**Exercises to complete:**
1. Based on the sevoflurane abstract, decide whether each statement agrees with it: (a) anterograde tracing was used to confirm projections from the PBN to the EA; (b) how PBN-EA is modulated during general anesthesia is already well understood; (c) calcium fiber photometry was the method used to modulate PBN-EA activity. For each, answer yes or no and quote the deciding words.
2. Please continue the sevoflurane abstract, starting after its last sentence.

**Exercise text:**
<<<<

Parabrachial nucleus Vglut2 expressing neurons projection to the extended amygdala involved in the regulation of wakefulness during sevoflurane anesthesia in mice.

AIMS

The parabrachial nucleus (PBN) promotes wakefulness states under general anesthesia. Recent studies have shown that glutamatergic neurons within the PBN play a crucial role in facilitating emergence from anesthesia. Our previous study indicates that vesicular glutamate transporter 2 (vglut2) expression neurons of the PBN extend into the extended amygdala (EA). However, the modulation of PBN-EA in general anesthesia remains poorly understood. This study aims to investigate the role of PBN-EA in alterations of consciousness during sevoflurane anesthesia.

METHODS

We first validated vglut2-expressing neuron projections from the PBN to the EA using anterograde tracing. Then, we conducted immunofluorescence staining of c-Fos to investigate the role of the EA involved in the regulation of consciousness during sevoflurane anesthesia. After, we performed calcium fiber photometry recordings to determine the changes in PBN-EA activity. Lastly, we modulated PBN-EA activity under sevoflurane anesthesia using optogenetics, and electroencephalogram (EEG) was recorded during specific optogenetic modulation.

>>>>

**Available data:**
<<<<

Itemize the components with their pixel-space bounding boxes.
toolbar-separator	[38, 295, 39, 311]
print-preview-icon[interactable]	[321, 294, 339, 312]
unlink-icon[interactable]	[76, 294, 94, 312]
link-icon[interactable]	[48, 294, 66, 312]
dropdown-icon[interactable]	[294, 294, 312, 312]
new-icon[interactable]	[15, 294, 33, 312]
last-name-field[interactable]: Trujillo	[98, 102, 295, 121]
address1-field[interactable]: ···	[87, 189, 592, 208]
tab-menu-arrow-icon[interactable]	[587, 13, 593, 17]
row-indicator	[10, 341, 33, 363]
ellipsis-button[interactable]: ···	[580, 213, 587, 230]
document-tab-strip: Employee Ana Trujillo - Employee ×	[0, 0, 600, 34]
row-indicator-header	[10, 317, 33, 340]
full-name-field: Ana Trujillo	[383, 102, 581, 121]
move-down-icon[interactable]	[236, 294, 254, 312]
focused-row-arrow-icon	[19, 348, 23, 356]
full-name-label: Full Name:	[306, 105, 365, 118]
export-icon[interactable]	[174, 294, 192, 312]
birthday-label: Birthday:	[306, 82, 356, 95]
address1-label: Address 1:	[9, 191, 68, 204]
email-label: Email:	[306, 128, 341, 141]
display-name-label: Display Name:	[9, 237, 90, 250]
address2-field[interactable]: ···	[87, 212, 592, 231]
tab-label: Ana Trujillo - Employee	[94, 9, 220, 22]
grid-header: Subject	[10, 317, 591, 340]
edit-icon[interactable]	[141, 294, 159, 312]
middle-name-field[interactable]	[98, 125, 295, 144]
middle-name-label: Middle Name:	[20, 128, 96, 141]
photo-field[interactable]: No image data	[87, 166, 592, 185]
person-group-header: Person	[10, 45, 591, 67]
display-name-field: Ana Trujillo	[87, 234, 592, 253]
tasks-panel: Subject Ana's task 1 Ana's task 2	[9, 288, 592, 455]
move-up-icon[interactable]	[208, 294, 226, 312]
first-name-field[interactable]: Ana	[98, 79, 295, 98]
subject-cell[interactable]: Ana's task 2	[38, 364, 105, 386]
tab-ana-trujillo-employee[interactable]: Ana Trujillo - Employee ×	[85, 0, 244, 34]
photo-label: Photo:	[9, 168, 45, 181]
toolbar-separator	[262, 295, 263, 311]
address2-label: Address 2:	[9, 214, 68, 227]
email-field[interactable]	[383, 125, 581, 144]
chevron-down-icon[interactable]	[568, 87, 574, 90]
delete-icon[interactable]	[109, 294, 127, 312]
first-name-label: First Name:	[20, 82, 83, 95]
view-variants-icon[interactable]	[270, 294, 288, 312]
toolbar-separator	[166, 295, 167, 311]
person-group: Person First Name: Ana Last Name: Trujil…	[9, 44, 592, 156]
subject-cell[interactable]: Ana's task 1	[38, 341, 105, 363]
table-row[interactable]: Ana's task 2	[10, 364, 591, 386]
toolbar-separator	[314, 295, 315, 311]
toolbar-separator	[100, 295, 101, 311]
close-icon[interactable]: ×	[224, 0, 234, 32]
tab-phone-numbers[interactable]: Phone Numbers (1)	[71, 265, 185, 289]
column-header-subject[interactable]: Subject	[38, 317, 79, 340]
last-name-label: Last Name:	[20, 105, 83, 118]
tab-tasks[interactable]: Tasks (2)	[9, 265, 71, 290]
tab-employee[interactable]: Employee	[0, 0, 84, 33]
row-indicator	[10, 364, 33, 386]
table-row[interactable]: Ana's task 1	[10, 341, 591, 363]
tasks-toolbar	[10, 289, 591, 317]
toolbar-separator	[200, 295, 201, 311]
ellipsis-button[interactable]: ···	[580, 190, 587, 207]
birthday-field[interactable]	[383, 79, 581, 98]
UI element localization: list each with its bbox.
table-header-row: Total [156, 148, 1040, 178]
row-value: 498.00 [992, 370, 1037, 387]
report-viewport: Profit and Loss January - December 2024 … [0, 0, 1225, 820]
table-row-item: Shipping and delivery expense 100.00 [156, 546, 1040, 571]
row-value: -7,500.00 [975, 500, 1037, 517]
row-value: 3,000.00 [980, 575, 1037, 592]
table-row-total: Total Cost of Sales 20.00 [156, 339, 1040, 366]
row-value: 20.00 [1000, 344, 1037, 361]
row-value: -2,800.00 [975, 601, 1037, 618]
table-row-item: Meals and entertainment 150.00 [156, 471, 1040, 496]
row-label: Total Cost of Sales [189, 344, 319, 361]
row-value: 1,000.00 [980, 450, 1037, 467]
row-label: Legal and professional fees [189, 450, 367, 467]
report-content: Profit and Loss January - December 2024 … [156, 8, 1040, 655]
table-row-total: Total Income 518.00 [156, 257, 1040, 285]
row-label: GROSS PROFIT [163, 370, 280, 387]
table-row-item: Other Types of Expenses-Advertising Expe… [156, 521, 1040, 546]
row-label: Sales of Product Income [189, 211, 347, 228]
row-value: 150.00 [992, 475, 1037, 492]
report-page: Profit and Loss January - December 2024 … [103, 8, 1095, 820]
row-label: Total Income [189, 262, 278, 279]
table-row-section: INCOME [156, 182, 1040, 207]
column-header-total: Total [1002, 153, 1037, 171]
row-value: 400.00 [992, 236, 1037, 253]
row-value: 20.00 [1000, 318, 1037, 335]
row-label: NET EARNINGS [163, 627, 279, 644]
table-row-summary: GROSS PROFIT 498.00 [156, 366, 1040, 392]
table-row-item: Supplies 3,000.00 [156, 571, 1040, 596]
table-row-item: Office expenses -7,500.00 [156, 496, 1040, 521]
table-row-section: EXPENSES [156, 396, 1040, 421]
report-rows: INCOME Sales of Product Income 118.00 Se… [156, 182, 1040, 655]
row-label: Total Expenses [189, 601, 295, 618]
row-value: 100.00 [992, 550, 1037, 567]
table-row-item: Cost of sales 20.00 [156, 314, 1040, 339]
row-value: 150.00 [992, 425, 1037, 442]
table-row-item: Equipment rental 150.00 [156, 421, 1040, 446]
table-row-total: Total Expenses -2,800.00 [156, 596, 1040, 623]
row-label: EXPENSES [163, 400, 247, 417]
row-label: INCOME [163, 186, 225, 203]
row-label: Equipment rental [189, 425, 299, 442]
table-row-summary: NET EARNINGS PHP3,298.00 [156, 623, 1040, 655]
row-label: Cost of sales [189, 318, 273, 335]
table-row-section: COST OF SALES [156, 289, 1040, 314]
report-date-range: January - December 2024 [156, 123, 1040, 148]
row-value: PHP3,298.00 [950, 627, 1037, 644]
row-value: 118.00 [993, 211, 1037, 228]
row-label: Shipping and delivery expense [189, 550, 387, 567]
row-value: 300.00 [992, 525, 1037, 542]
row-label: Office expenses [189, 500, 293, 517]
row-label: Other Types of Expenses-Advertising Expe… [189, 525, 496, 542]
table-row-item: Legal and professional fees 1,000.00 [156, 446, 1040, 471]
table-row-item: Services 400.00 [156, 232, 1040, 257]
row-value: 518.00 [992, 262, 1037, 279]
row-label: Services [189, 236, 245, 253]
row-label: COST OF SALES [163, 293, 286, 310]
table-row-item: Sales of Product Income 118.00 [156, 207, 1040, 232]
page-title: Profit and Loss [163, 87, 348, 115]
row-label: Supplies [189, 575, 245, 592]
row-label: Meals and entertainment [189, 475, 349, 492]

>>>>

**Your responses:**
1.
(a) Yes: "We first validated vglut2-expressing neuron projections from the PBN to the EA using anterograde tracing."
(b) No: "the modulation of PBN-EA in general anesthesia remains poorly understood."
(c) No: "we modulated PBN-EA activity under sevoflurane anesthesia using optogenetics"

2.
RESULTS

The expression of vglut2 in PBN neurons projected to the EA, and c-Fos expression in the EA was significantly reduced during sevoflurane anesthesia. Fiber photometry revealed that activity in the PBN-EA pathway was suppressed during anesthesia induction but restored upon awakening. Optogenetic activation of the PBN-EA delayed the induction of anesthesia. Meanwhile, EEG recordings showed significantly decreased δ oscillations and increased β and γ oscillations compared to the EYFP group. Furthermore, optogenetic activation of the PBN-EA resulted in an acceleration of awakening from anesthesia, accompanied by decreased δ oscillations on EEG recordings. Optogenetic inhibition of PBN-EA accelerated anesthesia induction. Surprisingly, we found a sex-specific regulation of PBN-EA in this study. The activity of PBN-EA was lower in males during the induction of anesthesia and decreased more rapidly during sevoflurane anesthesia compared to females. Photoactivation of the PBN-EA reduced the sensitivity of males to sevoflurane, showing more pronounced wakefulness behavior and EEG changes than females.

CONCLUSIONS

PBN-EA is involved in the promotion of wakefulness under sevoflurane anesthesia. Furthermore, PBN-EA shows sex differences in the changes of consciousness induced by sevoflurane anesthesia.